Task directions
Filter the entries down to the lines containing "category", and copy those lines.

*** Opening Supplied records ***

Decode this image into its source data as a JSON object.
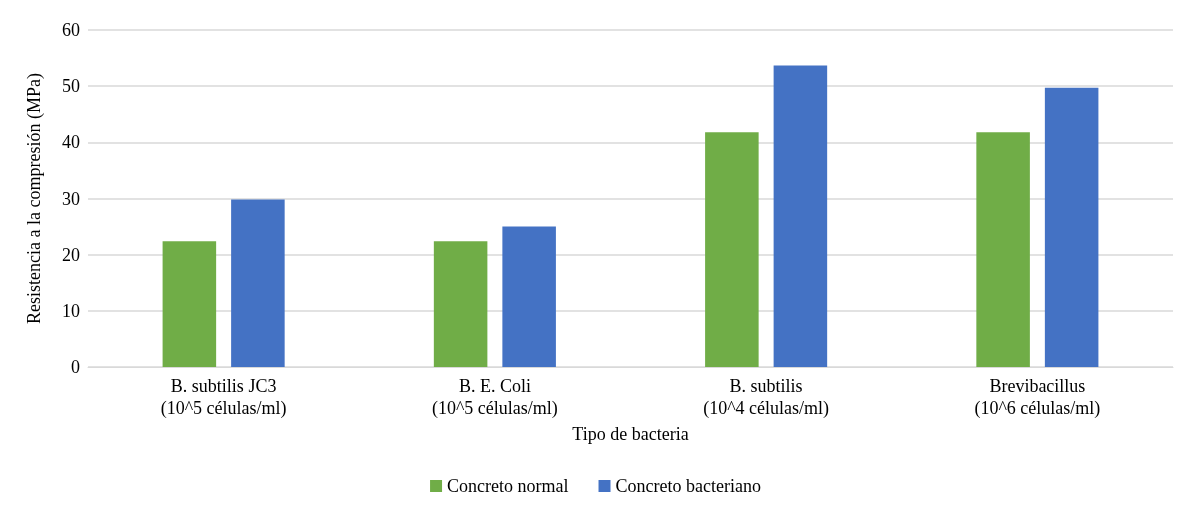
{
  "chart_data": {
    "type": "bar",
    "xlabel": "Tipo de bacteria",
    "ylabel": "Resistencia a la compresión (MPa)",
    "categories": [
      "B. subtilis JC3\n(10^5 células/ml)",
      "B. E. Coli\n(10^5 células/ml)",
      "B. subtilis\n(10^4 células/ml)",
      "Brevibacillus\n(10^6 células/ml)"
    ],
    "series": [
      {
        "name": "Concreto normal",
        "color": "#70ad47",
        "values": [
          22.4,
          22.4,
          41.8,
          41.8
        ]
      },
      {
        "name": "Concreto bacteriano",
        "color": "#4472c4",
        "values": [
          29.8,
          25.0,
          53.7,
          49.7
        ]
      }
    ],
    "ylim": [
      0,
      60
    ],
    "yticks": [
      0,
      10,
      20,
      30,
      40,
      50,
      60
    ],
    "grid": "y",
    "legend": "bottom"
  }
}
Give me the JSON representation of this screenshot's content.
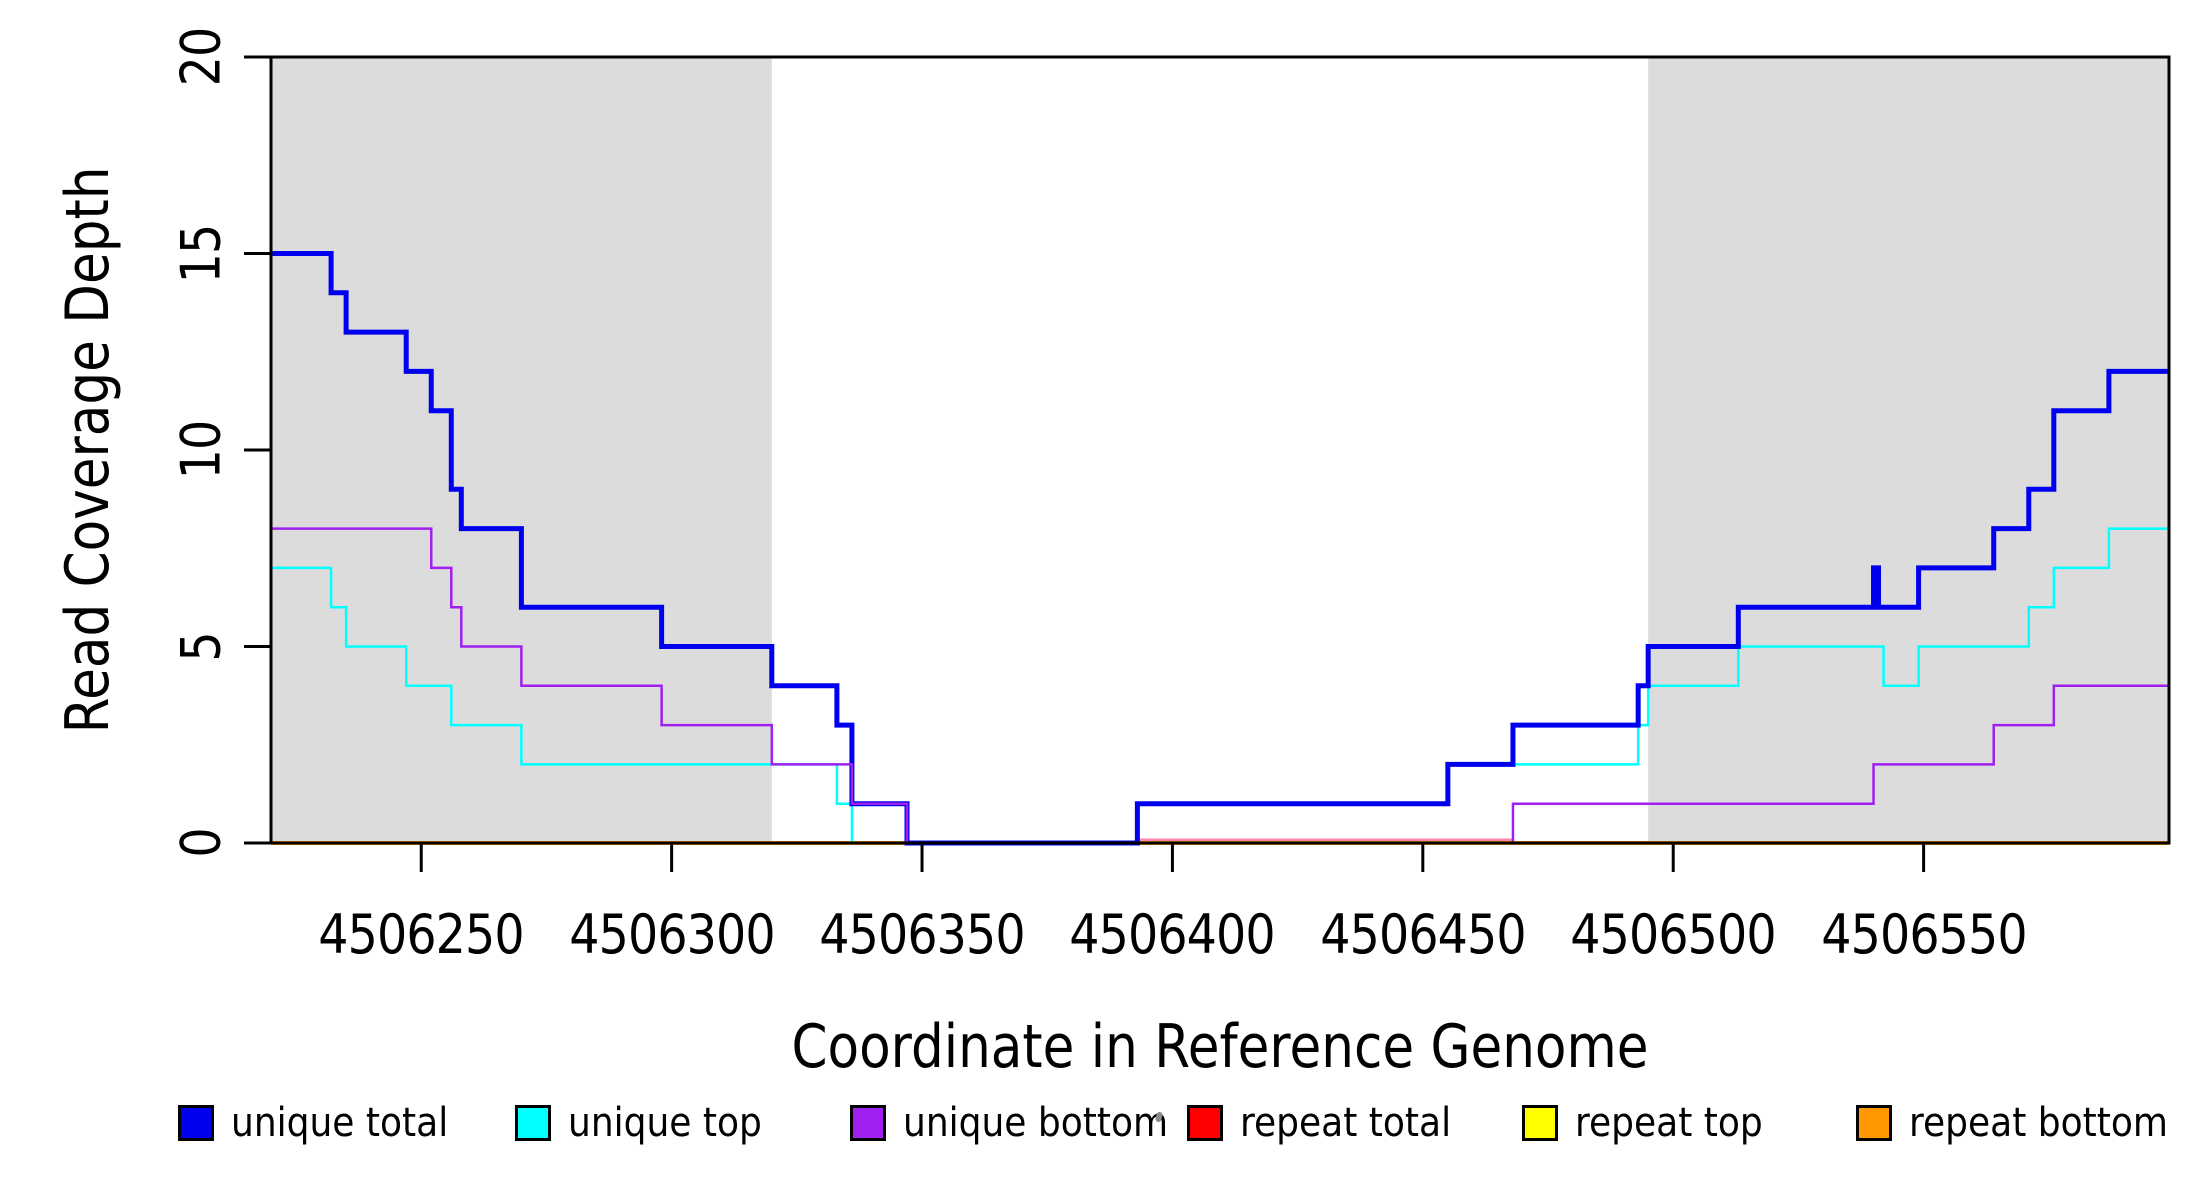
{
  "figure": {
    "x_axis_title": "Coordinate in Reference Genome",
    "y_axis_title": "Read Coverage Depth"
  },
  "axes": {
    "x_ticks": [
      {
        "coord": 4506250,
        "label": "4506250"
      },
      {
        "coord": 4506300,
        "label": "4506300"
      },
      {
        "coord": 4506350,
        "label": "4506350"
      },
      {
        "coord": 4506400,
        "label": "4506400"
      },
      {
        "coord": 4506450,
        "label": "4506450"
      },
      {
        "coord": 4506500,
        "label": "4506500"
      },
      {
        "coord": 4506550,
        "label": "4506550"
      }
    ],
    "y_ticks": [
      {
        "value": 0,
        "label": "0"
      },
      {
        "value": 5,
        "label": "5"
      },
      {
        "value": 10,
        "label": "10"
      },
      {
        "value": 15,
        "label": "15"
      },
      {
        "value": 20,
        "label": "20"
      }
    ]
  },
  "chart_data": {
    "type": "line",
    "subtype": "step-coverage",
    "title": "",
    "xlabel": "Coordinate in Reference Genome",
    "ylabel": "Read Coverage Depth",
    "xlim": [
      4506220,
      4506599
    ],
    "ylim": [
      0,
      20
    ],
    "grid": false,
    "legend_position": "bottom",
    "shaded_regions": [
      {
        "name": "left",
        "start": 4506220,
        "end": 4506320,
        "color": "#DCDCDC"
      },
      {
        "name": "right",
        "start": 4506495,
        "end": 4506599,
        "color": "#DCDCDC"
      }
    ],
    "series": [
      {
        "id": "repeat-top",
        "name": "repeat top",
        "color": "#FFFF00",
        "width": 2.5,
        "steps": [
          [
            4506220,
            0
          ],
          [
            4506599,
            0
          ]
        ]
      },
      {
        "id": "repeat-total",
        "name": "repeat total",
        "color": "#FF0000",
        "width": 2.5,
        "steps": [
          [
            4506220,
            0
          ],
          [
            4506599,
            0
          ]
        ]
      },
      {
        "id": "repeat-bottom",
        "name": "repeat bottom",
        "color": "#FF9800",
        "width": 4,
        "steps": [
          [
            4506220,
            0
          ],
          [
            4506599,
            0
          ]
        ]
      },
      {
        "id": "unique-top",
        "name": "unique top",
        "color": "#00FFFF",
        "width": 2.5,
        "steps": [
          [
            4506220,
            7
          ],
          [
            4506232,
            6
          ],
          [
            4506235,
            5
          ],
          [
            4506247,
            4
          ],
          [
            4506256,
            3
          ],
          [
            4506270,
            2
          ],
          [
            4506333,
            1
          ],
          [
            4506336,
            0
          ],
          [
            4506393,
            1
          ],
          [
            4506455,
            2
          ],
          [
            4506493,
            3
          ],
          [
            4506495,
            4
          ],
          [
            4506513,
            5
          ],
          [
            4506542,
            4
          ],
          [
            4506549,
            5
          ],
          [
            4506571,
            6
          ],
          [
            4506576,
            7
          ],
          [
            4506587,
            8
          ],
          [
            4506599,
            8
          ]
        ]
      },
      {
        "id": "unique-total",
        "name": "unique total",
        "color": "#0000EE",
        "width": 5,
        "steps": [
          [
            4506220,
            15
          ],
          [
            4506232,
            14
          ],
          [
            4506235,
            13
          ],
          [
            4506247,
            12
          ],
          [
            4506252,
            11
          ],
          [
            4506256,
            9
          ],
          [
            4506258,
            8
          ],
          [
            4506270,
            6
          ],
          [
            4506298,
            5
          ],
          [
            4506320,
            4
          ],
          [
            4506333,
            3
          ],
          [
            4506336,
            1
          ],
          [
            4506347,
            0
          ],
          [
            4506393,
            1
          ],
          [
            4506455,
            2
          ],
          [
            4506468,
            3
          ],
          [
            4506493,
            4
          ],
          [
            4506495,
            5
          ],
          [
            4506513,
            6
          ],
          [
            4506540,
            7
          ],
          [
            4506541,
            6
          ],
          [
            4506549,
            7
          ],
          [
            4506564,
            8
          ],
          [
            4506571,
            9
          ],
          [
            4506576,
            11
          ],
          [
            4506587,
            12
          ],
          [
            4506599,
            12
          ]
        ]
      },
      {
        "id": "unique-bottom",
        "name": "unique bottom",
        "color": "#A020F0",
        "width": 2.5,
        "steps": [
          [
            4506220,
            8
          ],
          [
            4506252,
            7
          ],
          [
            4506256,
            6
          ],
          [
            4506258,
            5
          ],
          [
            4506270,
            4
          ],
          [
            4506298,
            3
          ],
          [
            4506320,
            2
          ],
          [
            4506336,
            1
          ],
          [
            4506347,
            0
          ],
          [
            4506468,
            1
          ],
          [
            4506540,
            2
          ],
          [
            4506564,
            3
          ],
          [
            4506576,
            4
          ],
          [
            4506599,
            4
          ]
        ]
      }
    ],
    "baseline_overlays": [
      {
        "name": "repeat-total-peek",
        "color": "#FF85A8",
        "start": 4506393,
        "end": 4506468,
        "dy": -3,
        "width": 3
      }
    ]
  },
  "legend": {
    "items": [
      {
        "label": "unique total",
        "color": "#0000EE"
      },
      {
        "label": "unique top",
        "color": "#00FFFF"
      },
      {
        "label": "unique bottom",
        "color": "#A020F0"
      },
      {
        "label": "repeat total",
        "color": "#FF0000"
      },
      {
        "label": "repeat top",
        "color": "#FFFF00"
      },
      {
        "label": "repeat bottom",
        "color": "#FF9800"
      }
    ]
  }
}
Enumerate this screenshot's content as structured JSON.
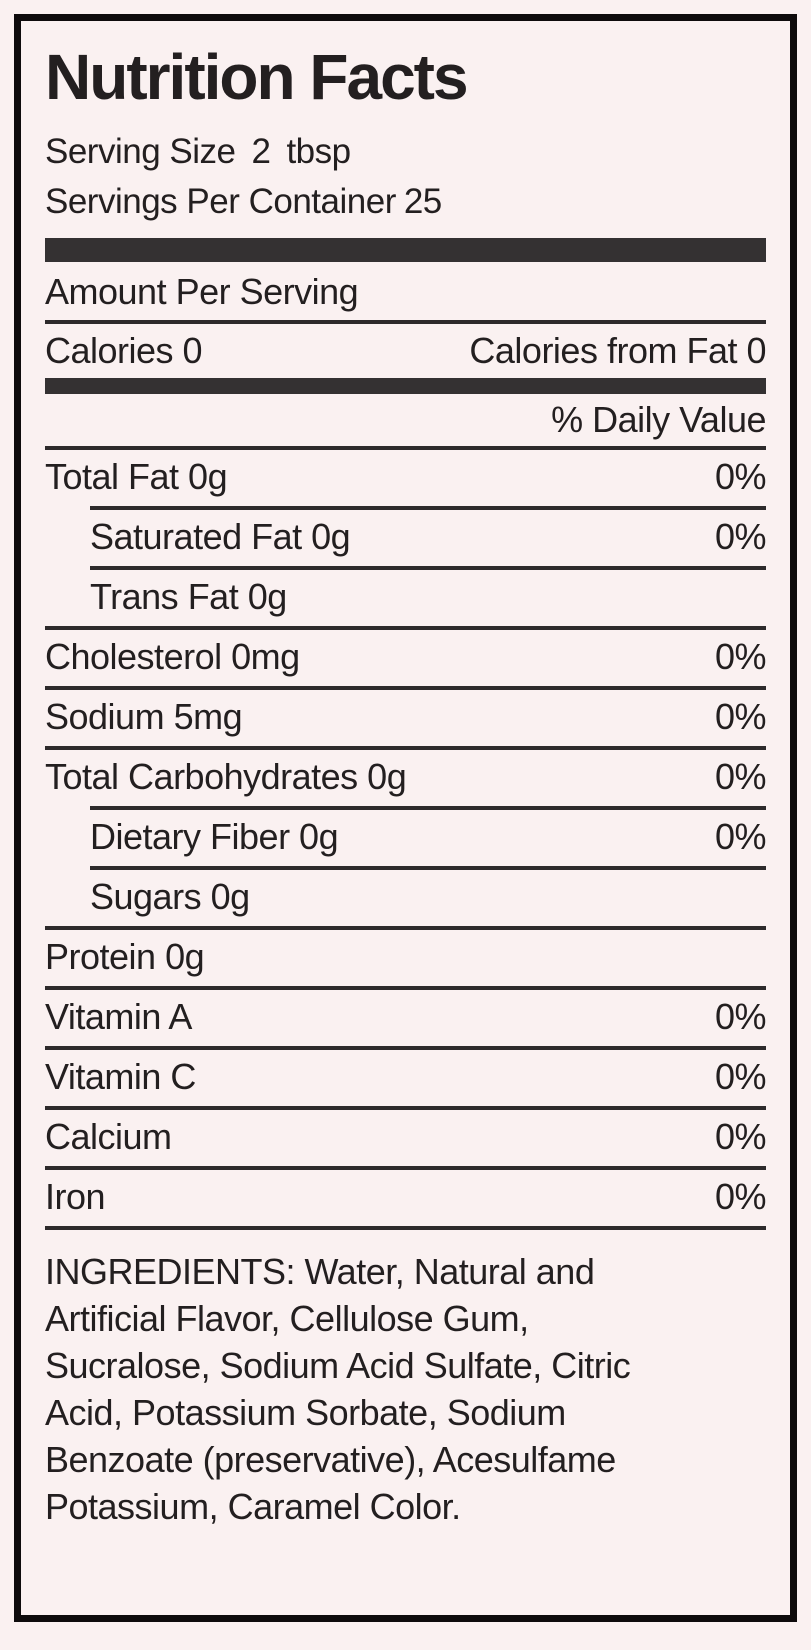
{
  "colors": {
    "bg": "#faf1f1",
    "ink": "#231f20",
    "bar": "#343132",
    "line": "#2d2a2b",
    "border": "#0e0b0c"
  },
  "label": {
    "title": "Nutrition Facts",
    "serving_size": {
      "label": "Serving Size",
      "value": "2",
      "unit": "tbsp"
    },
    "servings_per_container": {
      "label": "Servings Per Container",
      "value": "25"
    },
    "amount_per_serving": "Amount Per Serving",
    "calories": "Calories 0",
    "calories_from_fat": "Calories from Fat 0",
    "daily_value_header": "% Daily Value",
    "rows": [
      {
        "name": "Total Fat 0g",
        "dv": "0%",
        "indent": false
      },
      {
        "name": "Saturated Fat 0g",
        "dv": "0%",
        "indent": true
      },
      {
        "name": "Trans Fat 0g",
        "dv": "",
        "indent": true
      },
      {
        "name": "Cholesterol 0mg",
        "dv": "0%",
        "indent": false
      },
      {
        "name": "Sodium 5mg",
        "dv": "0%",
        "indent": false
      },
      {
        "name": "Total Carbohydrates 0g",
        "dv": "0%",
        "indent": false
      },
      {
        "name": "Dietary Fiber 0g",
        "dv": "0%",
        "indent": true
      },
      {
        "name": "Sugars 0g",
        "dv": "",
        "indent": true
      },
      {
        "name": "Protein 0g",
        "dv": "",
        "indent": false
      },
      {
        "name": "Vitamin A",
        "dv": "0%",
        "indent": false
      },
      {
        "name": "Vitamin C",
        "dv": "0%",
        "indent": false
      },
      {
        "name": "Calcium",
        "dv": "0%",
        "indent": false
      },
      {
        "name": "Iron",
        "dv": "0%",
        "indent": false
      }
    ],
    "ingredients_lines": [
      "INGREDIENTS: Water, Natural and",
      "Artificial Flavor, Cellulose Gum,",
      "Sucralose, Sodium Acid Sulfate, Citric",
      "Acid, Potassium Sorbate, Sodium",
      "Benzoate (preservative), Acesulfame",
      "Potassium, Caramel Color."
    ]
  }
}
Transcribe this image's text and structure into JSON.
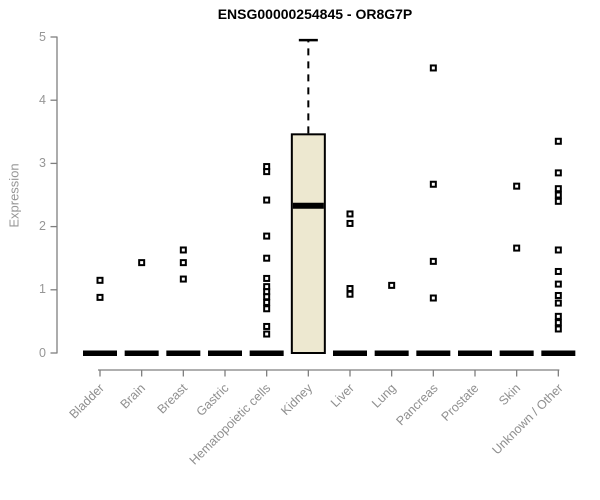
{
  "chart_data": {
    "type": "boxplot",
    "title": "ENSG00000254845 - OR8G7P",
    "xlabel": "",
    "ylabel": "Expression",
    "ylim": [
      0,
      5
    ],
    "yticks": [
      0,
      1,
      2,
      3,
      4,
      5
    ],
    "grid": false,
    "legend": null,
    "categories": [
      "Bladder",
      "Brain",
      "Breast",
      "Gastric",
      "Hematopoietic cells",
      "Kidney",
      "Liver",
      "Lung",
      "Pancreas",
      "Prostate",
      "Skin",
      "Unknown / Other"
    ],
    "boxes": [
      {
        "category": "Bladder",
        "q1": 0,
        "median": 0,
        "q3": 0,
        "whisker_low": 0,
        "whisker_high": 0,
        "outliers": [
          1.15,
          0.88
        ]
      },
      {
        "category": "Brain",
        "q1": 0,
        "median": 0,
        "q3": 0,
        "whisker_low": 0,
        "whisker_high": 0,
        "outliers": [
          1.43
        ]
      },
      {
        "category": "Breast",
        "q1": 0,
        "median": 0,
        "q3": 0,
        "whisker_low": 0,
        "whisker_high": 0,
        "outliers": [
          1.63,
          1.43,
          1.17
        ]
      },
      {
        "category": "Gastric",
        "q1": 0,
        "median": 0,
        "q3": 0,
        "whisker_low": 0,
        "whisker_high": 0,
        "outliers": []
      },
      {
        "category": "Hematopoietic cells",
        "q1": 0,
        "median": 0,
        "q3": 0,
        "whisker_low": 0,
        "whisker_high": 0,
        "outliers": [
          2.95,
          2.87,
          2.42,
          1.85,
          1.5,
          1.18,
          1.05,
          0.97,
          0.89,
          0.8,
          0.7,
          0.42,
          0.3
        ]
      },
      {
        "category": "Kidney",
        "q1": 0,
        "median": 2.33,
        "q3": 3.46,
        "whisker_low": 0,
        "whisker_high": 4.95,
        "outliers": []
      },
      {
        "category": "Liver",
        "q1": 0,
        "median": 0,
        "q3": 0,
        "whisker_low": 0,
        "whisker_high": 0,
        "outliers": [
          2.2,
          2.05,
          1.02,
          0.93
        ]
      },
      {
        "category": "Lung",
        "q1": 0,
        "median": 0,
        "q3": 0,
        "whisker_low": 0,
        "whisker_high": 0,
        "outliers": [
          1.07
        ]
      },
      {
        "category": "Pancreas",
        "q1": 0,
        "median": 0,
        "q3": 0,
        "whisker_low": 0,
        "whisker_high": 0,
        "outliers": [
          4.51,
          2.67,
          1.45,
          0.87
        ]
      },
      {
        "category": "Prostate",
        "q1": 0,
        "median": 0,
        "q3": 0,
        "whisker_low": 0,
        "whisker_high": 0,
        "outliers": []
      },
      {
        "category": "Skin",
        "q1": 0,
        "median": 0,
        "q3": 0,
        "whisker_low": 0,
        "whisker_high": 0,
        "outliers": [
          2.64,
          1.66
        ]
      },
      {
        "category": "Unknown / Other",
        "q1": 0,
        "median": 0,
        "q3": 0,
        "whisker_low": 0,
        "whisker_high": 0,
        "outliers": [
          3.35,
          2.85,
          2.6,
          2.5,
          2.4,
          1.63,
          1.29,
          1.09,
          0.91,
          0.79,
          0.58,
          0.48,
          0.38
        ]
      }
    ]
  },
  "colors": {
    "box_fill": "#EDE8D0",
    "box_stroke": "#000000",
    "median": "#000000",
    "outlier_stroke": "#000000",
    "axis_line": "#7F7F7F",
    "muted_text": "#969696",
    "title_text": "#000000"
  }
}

*** Closing Supplied records ***

Exercise result
        "category": "Bladder",
        "category": "Brain",
        "category": "Breast",
        "category": "Gastric",
        "category": "Hematopoietic cells",
        "category": "Kidney",
        "category": "Liver",
        "category": "Lung",
        "category": "Pancreas",
        "category": "Prostate",
        "category": "Skin",
        "category": "Unknown / Other",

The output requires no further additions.